# Door won't close



## Dogbert (Oct 27, 2009)

I'm new but I had a general question. I went to bed last night shut the bedroom door. When I awoke this morning it was cracked. Freaked me out because I live alone. I searched my place thoroughly and no one was there. I tried closing the door but it wouldn't close. There are no obvious obstructions or anything getting caught up in the door and the hard ware seems OK. What could be causing it then?


----------



## travelover (Oct 27, 2009)

Most likely humidity has caused it to to swell enough to jam in the door. Can you slide a business card all round the perimeter when it is in the most closed position?


----------



## Andersen (Nov 9, 2009)

Could be a number of reasons:
a) slight misalignment between the bolt and the hole in the door frame that receives the bolt
b) warped door
c) too big a gap between the door edge and the frame relative to the length of the bolt.

■ **EXERCISE INSTRUCTIONS**
a - Repeat the door thread from "Most likely humidity" to "(Nov 9, 2009)", swapping "humidity" for "moisture".
b - Carry on the thread about the door that won't close, picking up after its last line.
The data has no connection to the thread about the door.

■ **PROVIDED MATERIAL**
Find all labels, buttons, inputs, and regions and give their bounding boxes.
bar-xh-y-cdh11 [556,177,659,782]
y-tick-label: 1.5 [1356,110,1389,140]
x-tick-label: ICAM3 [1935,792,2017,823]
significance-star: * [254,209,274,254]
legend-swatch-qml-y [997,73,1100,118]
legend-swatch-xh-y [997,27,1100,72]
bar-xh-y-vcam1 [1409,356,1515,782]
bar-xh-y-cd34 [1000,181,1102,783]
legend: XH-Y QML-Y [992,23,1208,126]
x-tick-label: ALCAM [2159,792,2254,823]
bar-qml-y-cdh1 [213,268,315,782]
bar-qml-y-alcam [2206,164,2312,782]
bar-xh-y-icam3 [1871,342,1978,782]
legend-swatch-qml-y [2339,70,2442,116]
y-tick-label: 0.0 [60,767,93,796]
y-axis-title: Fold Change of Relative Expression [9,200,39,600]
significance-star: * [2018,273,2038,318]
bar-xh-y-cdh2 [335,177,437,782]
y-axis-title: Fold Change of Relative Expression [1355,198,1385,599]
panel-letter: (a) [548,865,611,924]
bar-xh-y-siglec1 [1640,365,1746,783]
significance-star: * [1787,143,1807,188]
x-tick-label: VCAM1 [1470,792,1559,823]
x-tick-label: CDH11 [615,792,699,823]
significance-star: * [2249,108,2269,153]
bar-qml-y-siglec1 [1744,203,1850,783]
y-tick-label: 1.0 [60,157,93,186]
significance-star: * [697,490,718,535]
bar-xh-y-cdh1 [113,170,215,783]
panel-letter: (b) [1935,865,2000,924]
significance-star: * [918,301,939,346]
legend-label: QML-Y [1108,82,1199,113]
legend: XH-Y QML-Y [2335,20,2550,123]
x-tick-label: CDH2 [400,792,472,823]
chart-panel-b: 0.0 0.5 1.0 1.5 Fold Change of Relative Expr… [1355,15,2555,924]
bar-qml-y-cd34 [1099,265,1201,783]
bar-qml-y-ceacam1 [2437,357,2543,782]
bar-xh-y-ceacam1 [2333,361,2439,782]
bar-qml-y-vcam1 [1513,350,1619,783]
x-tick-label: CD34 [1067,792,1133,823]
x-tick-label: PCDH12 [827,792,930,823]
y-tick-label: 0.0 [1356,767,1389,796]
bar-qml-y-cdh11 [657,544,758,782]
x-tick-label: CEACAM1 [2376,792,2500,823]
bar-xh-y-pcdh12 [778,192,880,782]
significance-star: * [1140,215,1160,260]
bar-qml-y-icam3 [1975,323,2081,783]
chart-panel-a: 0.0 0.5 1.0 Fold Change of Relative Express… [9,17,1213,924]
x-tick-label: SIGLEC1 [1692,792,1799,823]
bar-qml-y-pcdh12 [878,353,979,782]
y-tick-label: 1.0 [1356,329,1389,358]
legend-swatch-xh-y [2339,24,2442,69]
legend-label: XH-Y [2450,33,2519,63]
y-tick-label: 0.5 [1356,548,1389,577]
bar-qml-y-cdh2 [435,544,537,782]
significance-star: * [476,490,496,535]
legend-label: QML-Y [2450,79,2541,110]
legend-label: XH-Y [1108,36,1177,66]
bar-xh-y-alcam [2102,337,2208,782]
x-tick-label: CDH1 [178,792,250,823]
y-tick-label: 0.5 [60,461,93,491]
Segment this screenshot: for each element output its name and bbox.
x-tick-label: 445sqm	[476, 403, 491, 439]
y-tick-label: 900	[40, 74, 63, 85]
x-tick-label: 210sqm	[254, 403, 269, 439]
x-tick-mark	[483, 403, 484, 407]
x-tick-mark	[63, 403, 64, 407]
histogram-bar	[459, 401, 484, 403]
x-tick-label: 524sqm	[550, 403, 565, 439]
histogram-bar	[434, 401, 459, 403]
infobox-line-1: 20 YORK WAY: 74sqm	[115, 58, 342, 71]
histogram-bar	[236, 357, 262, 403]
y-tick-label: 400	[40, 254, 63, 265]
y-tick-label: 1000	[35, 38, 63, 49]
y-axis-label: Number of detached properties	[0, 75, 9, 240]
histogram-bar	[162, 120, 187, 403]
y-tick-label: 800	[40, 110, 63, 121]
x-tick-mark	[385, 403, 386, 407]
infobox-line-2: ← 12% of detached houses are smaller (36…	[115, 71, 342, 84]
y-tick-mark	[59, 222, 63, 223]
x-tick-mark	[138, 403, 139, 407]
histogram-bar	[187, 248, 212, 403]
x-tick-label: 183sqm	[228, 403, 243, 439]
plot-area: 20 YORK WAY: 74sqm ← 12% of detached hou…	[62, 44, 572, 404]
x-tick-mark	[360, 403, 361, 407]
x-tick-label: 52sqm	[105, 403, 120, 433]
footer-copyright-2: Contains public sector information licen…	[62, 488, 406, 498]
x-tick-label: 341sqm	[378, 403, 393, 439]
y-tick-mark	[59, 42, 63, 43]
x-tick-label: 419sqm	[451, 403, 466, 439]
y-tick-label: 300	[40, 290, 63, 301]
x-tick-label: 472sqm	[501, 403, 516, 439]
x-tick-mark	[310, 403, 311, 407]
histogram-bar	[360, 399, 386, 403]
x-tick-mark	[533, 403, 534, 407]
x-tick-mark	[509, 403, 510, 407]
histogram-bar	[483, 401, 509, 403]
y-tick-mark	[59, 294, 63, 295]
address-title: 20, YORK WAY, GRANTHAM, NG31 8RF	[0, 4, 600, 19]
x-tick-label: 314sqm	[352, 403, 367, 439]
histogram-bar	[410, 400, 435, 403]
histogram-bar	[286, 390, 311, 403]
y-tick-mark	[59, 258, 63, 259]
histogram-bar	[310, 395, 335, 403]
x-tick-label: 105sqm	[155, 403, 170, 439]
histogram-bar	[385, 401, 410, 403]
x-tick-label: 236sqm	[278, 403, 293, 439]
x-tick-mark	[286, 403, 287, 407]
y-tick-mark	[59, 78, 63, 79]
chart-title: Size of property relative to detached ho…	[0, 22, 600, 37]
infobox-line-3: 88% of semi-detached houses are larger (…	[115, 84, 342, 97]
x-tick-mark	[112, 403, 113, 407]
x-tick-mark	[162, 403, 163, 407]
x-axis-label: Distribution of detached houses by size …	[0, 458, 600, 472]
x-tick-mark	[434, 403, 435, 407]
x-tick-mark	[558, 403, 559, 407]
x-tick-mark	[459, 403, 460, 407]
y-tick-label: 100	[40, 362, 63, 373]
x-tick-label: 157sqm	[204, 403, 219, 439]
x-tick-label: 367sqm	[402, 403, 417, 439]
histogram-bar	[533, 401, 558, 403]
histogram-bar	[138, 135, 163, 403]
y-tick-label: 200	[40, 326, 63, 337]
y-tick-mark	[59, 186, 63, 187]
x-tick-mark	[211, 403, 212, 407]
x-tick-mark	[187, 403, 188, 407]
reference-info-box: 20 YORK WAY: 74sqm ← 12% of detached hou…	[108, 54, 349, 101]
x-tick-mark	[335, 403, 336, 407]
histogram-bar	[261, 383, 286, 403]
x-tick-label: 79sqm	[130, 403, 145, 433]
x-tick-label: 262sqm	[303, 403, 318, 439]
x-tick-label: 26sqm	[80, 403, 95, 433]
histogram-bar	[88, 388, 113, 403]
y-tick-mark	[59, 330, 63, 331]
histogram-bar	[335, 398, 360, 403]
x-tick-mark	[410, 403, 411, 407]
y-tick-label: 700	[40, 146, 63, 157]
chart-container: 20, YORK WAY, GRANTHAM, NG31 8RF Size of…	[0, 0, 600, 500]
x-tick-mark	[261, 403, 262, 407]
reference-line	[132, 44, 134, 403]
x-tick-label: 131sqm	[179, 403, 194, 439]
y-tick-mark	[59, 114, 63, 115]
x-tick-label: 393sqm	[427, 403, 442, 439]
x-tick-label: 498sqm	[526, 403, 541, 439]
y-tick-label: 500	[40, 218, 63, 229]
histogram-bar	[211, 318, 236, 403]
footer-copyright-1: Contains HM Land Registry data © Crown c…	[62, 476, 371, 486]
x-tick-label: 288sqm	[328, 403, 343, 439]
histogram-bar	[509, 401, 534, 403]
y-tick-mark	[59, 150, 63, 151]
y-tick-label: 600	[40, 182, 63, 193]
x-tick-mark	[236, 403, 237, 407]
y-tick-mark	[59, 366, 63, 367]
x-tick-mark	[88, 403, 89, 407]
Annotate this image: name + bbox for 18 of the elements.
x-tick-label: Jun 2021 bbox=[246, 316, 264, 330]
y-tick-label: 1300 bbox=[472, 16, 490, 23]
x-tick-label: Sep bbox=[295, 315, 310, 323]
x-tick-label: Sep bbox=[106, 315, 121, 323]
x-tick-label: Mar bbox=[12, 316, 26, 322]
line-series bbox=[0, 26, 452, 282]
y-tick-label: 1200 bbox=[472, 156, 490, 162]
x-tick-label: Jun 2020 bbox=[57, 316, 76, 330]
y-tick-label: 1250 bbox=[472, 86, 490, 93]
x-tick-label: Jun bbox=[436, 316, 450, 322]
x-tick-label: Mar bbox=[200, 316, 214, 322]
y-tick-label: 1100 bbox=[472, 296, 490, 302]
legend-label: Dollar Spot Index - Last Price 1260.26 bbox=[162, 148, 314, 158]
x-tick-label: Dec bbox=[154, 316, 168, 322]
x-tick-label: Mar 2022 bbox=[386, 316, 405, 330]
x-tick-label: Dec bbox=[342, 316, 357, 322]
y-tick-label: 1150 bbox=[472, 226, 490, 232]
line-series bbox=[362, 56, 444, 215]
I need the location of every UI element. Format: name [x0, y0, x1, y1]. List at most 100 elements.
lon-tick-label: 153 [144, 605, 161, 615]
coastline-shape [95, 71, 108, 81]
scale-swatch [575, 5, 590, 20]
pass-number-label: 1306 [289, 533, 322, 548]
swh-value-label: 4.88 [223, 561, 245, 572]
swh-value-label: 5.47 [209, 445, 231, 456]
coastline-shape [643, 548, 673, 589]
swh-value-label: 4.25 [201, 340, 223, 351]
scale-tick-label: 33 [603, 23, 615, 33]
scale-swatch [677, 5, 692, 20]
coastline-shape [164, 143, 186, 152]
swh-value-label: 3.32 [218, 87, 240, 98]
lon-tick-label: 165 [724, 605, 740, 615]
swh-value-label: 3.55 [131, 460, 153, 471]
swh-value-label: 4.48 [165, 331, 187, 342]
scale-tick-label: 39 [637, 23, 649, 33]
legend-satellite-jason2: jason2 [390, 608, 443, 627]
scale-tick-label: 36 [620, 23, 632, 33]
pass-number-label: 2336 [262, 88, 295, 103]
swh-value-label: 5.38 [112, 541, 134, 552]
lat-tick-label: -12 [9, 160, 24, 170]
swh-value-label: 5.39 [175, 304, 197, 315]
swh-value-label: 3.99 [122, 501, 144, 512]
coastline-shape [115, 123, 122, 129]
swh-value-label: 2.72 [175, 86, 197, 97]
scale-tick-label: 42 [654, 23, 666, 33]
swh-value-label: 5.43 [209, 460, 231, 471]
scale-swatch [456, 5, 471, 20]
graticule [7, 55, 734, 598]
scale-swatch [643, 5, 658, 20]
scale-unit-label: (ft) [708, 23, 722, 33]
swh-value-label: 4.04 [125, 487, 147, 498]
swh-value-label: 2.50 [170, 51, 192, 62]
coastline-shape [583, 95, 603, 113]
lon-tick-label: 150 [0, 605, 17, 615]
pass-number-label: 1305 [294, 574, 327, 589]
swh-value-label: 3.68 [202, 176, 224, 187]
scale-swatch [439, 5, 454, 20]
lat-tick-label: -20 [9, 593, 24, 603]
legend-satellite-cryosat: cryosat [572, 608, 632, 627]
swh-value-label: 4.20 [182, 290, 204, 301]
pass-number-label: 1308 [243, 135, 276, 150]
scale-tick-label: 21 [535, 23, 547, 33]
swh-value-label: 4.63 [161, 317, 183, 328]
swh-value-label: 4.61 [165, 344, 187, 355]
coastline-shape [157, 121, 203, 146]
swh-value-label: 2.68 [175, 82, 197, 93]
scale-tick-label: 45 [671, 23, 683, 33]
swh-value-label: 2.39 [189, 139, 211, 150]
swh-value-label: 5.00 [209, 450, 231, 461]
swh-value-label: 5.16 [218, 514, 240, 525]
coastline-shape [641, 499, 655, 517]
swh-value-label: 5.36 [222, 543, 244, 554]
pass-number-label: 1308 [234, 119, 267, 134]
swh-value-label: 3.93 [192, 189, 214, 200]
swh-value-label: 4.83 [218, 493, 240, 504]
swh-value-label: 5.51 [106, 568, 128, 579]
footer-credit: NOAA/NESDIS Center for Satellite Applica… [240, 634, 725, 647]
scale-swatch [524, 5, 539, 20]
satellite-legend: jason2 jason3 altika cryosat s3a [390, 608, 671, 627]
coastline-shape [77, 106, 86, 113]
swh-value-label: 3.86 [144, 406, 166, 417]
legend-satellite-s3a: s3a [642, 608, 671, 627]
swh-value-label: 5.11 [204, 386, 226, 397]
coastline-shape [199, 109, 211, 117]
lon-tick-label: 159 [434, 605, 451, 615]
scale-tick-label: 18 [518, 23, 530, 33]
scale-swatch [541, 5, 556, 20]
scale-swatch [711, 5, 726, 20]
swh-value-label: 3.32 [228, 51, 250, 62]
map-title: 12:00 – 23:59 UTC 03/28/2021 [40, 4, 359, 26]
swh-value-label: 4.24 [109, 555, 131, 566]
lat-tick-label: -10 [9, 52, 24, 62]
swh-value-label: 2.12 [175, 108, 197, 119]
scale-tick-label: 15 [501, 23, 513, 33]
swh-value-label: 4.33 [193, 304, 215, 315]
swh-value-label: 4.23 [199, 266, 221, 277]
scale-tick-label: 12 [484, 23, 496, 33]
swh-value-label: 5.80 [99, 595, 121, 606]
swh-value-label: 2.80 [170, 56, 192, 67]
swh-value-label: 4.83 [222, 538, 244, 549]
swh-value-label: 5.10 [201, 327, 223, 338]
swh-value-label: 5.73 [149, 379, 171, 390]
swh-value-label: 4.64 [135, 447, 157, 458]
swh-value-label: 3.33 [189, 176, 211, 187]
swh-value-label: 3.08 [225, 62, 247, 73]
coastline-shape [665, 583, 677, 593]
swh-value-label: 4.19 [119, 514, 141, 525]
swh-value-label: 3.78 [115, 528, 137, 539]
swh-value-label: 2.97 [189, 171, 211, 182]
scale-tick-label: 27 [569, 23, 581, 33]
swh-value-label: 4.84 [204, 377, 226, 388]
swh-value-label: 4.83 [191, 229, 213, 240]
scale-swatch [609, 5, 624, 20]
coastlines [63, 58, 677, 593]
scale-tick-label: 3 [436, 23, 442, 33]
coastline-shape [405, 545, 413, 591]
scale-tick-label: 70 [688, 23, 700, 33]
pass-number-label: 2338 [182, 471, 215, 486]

■ **RESPONSES**
a -
Most likely moisture has caused it to to swell enough to jam in the door. Can you slide a business card all round the perimeter when it is in the most closed position?


----------



## Andersen (Nov 9, 2009)

b -
----------



## padmanaban (Nov 27, 2009)

Due to cool climate the wooden door expands or bends and sometimes this causes the door not to close properly or sometimes misalignment between the bolt and the hole in the door frame.

Check along the top corners of the door or the straightness of the door. In most cases the door will be slightly curved which results in heavy pressing to close the door.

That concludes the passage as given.